- _What to produce_:
In the article on financial planning for attorneys below, what is CameronDowning's rule about when a partnership distribution counts as your money?

- _Document extract_:

|---|

Financial Planning

Financial Planning for Attorneys

April 22, 2026 Glenn J. Downing, CFP® - Founder & Principal, CameronDowning Glenn J. Downing, MBA, CFP® 5 min read
Financial Planning for Attorneys

Over the years we’ve noticed sub-groups within the broad category:

  • the newly minted JDs
  • those considering buying in to a partnership
  • seasoned attorneys with high incomes.

The financial planning needs of each group are quite different – but there is one common thread that runs through each of these groups – cash flow issues.

Deferred Gratification

And these issues tend to arise from deferred gratification. We all know what that is – postponement of pleasure or of receiving a benefit to some point in the future when it can be enjoyed even more fully.

The newly minted juris doctor is probably about age 26 and has spent eight years as a poor college student. Now, he or she is out of school, earning a decent buck, and wants to live! Cue the Mercedes or BMW lease, and the Brickell apartment. No more deferred anything! The goal is reached and it is time to live!

We see this theme to some degree throughout our work with the legal eagles. I earned this! I’m a working professional, highly educated, so at this point in life I should have everything I want!

There are always financial constraints.

The bad news here is that there are always financial constraints. Have my readers ever read about Hollywood stars – or lottery winners – who went bankrupt? How does this happen? Because they literally blew through all their money, with the presumption that the income source would never dry up.

Financial planning is always a discipline of allocating finite resources amongst competing priorities. Dinner out tonight at the new one-star restaurant, or an IRA contribution? S-Class lease vs. student loan payoff? When the source of income is limited – as it always is – money must be allocated in a thoughtful way to achieve one’s financial goals.

Partnership Distributions

Along the same lines, another financial issue that faces attorneys who’ve achieved partnership is the uneven nature of profit distributions. Typically, attorneys have a base salary, and then annual partnership distributions, which can be quite large, depending on the success of the partnership that fiscal year. An easy trap for an attorney is to begin to spend that partnership distribution before it is in hand. (Our rule here at CameronDowning is that until the EFT or the wire hits your checking account, the money isn’t yours.) So debt begins to build up, it is paid off when the distribution is received, and the cycle repeats. The financial planning issue here is to get out in front of the cycle, and eschew debt.

Student Loans

Ah, student loans – a topic that has changed significantly since this post was first written. Loan repayments are now well underway, and the landscape has shifted considerably in 2026.

The most urgent development for attorneys on income-driven repayment (IDR) plans: IDR forgiveness is taxable again as of January 1, 2026. A temporary exemption under the American Rescue Plan Act shielded IDR forgiveness from federal income tax from 2021 through December 31, 2025. That provision expired, and the One Big Beautiful Bill Act did not extend it. Any balance forgiven after 20 or 25 years of qualifying IDR payments – often called the “IDR tax bomb” – is now treated as ordinary income in the year of forgiveness. For an attorney with a large loan balance, this could mean a tax bill of tens of thousands of dollars in a single year.

|---|

- _Listed entries_:
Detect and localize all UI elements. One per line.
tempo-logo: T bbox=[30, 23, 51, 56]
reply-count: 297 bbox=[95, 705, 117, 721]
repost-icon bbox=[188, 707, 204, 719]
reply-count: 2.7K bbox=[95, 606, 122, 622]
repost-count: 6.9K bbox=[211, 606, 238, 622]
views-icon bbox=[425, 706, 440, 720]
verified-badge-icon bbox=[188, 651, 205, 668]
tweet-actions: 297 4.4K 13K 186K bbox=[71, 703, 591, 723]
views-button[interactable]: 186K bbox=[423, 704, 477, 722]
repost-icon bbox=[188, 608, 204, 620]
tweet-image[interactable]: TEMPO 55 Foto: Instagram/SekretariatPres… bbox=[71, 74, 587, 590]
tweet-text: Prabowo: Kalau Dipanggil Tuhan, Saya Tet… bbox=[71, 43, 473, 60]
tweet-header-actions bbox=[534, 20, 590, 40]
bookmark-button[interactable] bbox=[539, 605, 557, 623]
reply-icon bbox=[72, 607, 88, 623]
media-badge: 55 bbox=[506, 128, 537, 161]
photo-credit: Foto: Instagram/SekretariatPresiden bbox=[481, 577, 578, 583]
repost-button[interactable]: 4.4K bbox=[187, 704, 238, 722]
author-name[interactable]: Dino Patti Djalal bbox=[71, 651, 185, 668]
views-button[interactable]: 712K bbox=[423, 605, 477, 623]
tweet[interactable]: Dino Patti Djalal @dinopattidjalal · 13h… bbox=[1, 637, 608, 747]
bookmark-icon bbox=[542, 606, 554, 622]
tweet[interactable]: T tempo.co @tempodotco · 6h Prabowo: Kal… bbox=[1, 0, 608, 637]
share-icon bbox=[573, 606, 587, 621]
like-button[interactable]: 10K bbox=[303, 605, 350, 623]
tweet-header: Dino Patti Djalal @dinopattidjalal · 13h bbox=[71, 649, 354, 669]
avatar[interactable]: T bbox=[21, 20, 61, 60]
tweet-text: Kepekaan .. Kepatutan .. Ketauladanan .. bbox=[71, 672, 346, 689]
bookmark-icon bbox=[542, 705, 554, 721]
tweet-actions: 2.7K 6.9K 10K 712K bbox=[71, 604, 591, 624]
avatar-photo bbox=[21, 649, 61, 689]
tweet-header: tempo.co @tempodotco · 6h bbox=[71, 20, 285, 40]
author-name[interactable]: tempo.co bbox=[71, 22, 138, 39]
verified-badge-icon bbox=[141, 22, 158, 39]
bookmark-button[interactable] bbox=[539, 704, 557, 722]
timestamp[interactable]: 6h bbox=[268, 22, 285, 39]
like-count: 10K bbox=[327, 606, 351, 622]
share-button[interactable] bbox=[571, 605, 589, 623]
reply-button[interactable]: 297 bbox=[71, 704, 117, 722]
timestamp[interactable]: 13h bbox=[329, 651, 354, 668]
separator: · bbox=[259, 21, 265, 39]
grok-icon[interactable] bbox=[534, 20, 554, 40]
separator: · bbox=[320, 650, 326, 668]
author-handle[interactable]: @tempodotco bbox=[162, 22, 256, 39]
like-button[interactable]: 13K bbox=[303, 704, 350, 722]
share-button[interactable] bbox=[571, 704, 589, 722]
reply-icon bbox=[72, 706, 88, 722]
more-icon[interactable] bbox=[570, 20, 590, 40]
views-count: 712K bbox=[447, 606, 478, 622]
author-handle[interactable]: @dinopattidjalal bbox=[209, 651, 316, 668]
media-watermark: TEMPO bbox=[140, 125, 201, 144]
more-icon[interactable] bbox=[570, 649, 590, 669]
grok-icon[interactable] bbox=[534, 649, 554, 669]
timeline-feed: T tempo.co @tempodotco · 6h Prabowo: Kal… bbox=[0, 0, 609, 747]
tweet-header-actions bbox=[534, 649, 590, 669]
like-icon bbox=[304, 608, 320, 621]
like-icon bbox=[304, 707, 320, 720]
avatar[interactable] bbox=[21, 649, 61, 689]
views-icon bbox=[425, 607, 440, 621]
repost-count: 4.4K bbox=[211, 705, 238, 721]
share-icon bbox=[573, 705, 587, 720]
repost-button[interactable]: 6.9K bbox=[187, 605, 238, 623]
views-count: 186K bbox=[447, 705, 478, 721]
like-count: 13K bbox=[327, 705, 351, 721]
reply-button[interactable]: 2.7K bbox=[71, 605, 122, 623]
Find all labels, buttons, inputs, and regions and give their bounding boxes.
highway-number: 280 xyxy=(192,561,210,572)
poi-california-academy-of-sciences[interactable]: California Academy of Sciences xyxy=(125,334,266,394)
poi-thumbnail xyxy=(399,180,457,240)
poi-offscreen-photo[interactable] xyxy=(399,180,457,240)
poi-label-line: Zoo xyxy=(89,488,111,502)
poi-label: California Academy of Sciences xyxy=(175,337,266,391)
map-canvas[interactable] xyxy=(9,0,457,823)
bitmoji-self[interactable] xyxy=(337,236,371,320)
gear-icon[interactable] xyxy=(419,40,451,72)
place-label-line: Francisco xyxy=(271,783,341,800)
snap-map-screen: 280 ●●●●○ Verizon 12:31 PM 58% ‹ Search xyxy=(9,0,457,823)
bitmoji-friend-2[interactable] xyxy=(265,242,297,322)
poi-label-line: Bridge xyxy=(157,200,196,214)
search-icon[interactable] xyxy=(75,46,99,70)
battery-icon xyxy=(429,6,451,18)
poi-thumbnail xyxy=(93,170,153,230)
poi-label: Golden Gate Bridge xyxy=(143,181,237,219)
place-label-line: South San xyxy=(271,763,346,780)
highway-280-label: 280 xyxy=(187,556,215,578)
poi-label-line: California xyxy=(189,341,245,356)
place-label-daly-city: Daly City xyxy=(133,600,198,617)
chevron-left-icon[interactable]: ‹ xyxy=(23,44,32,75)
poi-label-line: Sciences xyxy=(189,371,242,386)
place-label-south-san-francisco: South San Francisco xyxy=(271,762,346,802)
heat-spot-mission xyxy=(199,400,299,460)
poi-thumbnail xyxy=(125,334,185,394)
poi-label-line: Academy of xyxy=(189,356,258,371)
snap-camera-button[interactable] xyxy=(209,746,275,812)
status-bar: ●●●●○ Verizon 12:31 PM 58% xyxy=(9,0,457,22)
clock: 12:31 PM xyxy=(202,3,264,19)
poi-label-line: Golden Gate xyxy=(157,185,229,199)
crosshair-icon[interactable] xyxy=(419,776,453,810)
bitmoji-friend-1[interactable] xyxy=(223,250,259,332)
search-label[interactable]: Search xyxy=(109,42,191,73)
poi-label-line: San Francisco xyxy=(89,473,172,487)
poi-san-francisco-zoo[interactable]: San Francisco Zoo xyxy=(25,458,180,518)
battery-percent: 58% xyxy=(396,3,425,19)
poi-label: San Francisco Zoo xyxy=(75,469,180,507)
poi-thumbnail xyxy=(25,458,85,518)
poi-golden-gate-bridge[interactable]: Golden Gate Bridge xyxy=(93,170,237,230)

|---|

- _Answer space_:
Until the EFT or the wire hits your checking account, the money isn't yours.